Problem requirements: Find each line holding the word "specific" and give the total alone.

[Data entries]

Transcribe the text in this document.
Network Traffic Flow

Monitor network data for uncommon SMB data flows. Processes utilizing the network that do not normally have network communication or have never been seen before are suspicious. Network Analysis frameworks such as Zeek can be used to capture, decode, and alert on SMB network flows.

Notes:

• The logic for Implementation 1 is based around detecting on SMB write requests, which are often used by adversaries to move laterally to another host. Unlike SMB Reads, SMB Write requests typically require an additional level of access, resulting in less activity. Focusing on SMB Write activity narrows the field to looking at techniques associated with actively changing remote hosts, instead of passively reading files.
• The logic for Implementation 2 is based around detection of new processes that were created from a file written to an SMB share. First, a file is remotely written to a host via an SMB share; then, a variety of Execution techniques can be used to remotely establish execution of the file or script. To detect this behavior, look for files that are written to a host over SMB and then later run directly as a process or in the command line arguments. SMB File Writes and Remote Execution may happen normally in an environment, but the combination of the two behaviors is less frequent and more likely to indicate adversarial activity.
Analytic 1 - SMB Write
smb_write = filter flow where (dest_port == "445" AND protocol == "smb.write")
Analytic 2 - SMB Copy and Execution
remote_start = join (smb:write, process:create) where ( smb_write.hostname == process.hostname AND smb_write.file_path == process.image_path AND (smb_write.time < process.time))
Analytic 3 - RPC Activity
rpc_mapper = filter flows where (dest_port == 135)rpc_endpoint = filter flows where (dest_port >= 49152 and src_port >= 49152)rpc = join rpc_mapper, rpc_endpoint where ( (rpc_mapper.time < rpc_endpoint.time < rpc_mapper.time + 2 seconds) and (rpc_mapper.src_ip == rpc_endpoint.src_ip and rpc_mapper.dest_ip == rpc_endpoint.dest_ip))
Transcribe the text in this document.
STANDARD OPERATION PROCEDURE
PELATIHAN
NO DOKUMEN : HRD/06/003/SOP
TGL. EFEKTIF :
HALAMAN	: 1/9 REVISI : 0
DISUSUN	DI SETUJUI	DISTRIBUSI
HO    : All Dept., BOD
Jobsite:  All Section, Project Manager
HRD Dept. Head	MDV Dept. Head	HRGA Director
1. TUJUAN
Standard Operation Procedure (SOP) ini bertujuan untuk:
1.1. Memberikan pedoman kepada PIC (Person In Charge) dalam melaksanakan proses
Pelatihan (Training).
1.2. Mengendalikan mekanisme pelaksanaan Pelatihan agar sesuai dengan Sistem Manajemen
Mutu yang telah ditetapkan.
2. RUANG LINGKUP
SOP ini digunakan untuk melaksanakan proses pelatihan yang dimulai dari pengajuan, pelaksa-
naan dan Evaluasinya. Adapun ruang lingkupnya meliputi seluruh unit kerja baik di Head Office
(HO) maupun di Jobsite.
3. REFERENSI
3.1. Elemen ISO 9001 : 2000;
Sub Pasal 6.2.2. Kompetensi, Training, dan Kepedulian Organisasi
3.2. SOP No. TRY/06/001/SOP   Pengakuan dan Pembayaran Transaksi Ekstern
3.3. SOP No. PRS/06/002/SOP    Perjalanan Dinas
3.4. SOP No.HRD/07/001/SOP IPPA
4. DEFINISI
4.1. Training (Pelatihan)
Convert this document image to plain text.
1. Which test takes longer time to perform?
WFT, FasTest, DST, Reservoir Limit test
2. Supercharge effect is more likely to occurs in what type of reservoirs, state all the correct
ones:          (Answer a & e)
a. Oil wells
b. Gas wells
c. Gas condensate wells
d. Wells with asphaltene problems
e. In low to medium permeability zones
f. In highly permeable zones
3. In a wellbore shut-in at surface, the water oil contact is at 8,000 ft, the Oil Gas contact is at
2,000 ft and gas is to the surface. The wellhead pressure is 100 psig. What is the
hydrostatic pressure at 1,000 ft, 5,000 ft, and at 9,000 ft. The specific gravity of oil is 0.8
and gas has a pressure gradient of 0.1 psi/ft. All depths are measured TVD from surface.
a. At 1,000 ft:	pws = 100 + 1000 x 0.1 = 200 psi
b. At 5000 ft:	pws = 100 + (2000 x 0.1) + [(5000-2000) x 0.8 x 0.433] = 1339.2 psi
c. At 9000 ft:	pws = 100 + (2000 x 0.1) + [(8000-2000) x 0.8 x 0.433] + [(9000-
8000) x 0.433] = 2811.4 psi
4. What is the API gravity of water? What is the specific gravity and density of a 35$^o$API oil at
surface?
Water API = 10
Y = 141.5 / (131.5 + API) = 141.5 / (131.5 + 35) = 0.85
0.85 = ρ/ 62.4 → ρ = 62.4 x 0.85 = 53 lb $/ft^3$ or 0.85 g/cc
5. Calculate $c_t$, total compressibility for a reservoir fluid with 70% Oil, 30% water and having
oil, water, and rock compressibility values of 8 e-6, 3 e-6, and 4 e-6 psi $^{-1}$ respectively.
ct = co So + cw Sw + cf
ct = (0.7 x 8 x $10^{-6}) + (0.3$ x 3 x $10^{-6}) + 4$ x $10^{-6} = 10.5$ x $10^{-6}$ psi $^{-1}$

Expected answer: 2